* _Input_:
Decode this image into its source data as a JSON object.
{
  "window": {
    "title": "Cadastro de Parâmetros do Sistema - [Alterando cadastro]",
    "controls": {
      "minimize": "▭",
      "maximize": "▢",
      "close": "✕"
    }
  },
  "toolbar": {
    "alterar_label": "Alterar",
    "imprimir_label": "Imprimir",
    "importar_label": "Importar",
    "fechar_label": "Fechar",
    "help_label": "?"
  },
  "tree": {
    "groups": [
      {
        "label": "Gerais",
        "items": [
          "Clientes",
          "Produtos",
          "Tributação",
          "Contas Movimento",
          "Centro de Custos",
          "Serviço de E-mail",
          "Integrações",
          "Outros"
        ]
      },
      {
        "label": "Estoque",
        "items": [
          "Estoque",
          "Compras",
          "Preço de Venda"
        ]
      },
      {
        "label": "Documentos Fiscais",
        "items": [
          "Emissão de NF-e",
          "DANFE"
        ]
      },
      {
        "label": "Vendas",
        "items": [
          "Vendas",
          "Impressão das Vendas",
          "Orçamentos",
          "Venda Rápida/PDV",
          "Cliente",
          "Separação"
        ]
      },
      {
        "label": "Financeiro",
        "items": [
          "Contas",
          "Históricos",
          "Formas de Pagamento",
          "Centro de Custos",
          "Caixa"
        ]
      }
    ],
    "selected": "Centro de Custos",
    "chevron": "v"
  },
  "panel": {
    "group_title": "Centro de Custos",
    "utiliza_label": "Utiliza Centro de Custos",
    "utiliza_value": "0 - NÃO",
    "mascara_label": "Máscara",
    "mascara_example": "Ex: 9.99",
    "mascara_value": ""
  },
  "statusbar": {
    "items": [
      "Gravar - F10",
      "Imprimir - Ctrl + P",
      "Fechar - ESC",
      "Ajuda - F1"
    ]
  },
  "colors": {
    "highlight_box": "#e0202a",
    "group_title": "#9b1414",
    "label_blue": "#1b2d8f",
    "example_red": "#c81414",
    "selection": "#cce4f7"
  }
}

==

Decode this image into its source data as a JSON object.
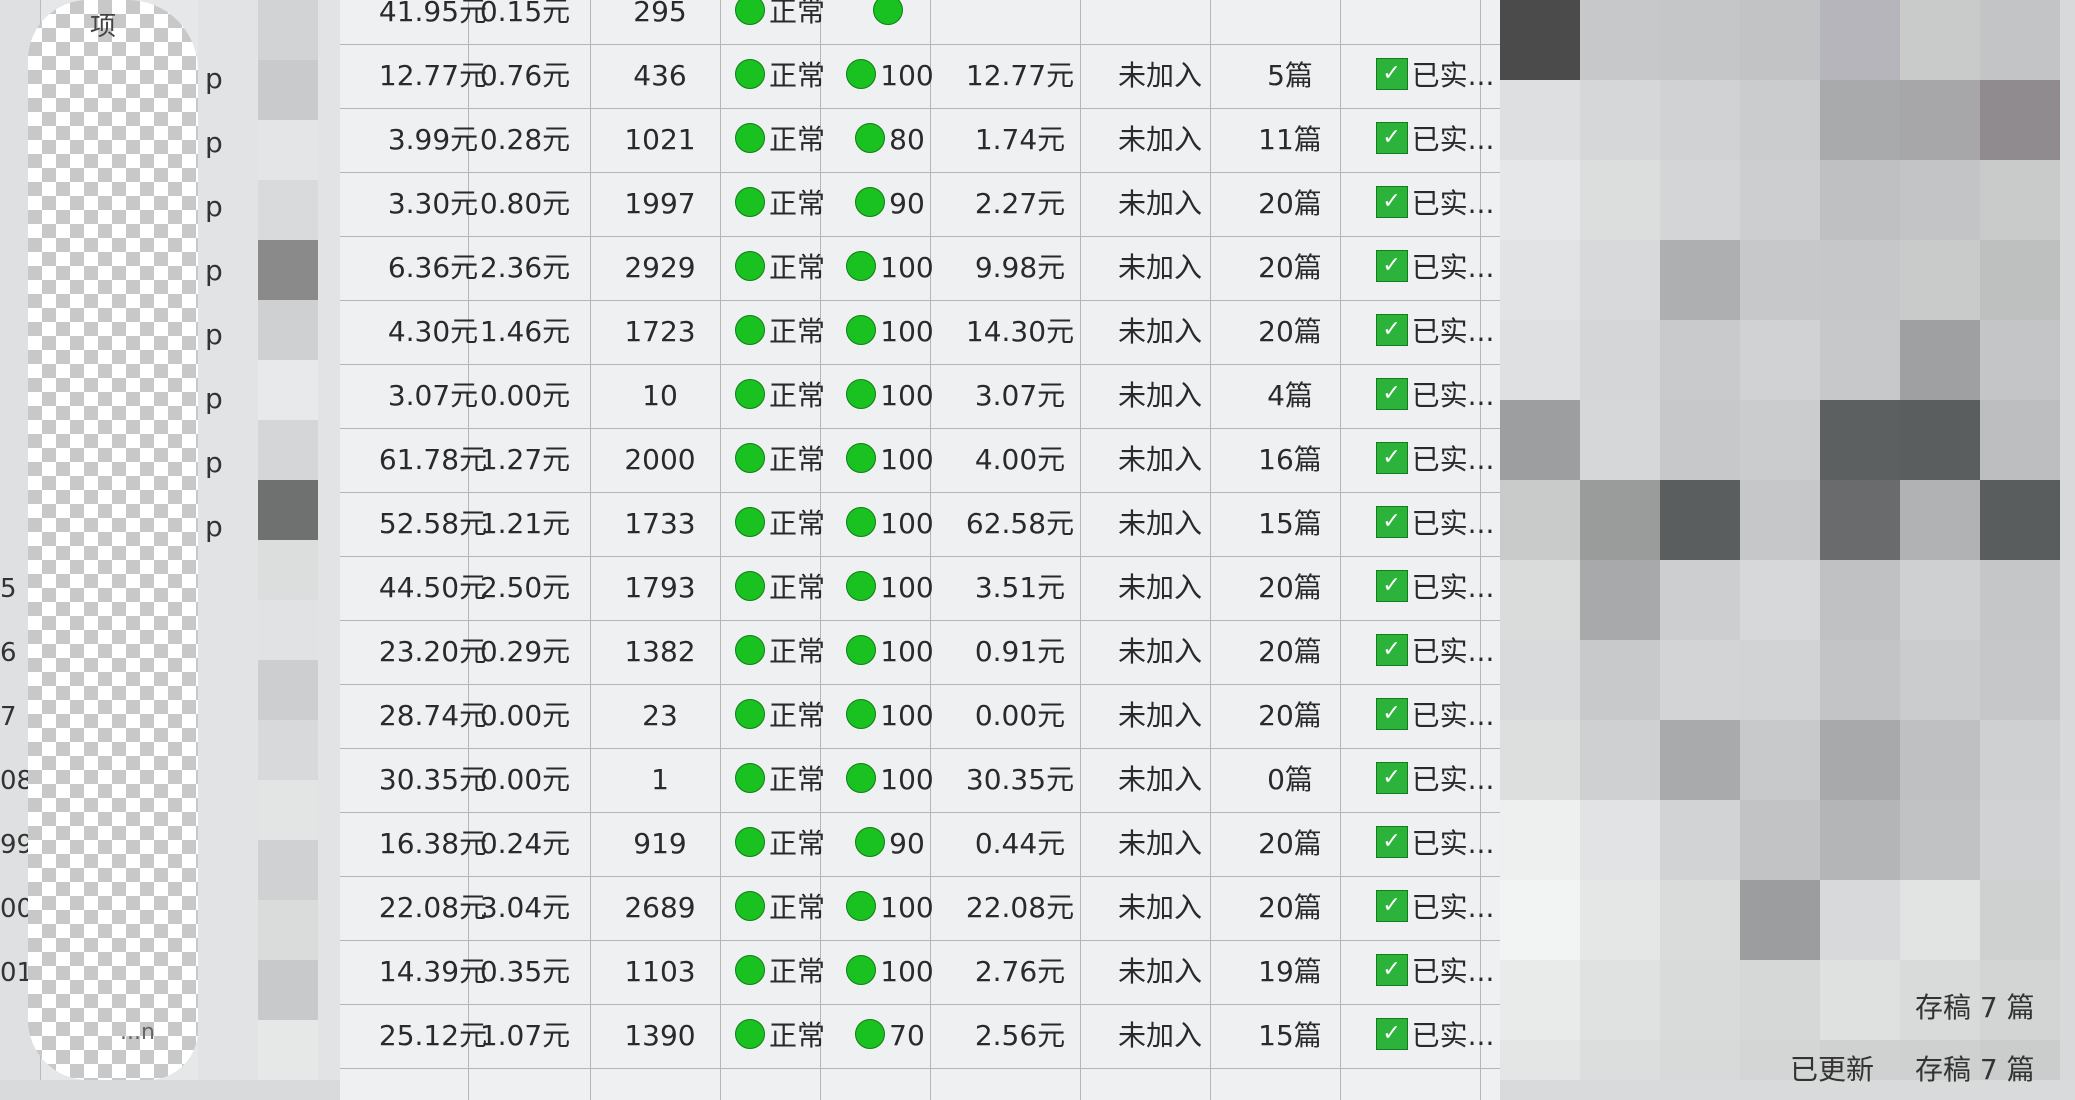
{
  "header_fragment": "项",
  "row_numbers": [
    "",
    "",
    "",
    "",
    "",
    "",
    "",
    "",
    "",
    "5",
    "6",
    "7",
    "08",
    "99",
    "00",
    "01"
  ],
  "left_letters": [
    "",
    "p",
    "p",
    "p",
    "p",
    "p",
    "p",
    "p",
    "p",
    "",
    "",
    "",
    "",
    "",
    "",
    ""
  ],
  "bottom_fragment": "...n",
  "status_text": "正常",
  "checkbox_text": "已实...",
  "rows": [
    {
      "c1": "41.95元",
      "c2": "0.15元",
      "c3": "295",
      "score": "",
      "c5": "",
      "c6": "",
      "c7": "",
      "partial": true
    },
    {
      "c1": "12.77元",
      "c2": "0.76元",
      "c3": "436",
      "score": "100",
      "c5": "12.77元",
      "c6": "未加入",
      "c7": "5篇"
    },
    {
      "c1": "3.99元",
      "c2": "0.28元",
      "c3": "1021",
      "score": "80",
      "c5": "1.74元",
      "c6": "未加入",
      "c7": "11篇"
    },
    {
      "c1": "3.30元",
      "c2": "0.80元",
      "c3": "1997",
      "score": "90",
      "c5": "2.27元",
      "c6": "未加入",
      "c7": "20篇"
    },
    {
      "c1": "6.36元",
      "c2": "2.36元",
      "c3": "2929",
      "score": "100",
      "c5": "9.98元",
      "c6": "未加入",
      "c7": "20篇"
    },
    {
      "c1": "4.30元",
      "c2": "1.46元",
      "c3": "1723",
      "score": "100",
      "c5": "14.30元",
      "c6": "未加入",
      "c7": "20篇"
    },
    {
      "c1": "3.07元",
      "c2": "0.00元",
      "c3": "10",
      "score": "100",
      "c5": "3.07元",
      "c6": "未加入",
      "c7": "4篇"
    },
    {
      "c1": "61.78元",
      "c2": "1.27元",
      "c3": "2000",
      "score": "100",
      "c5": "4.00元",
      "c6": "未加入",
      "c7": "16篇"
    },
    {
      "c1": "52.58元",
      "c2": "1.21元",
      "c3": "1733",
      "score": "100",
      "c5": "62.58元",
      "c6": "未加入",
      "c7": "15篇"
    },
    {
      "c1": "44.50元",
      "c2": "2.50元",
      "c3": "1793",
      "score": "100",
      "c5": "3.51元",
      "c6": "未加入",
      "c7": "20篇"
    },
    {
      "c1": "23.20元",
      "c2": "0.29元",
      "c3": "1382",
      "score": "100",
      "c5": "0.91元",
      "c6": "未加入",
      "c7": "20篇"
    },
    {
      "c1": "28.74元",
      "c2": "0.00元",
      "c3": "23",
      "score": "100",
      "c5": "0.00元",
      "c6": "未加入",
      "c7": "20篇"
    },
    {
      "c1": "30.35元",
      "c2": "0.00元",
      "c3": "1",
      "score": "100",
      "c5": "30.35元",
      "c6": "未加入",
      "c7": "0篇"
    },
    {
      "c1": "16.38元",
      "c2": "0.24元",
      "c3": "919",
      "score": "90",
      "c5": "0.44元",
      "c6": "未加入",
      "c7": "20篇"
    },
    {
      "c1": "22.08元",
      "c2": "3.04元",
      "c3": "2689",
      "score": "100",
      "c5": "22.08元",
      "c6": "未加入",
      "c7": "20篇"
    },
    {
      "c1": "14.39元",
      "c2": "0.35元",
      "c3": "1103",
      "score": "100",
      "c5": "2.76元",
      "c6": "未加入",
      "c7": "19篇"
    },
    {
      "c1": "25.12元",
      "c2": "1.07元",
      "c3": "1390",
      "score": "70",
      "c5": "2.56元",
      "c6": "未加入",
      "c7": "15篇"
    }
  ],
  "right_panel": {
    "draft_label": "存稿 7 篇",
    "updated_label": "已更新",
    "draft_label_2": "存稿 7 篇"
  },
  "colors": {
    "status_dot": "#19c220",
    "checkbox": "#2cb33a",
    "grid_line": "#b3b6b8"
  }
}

* * *

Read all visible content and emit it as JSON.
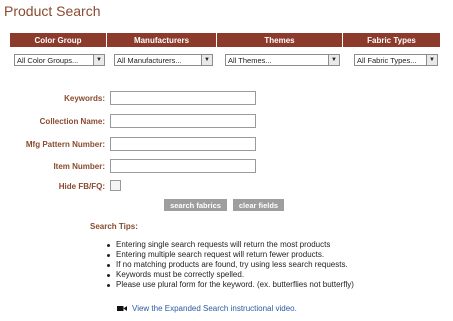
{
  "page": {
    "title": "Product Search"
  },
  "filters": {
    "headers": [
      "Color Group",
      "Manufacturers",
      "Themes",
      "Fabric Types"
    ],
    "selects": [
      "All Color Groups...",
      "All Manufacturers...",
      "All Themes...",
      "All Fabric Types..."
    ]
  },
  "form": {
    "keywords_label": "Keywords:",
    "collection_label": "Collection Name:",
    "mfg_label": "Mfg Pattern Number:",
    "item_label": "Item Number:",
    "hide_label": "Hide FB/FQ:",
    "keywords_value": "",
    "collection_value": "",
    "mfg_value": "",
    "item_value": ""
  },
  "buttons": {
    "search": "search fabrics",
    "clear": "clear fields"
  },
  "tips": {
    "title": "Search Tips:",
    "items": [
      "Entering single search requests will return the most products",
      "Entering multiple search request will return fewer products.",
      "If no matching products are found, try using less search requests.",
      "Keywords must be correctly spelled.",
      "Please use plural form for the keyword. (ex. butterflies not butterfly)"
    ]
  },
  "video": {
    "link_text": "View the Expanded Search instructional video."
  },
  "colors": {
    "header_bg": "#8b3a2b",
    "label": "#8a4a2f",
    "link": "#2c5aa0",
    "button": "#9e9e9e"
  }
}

* _Your task_:
Show the lines of the material that contain the word "products".

* _Exercise result_:
      "Entering single search requests will return the most products",
      "Entering multiple search request will return fewer products.",
      "If no matching products are found, try using less search requests.",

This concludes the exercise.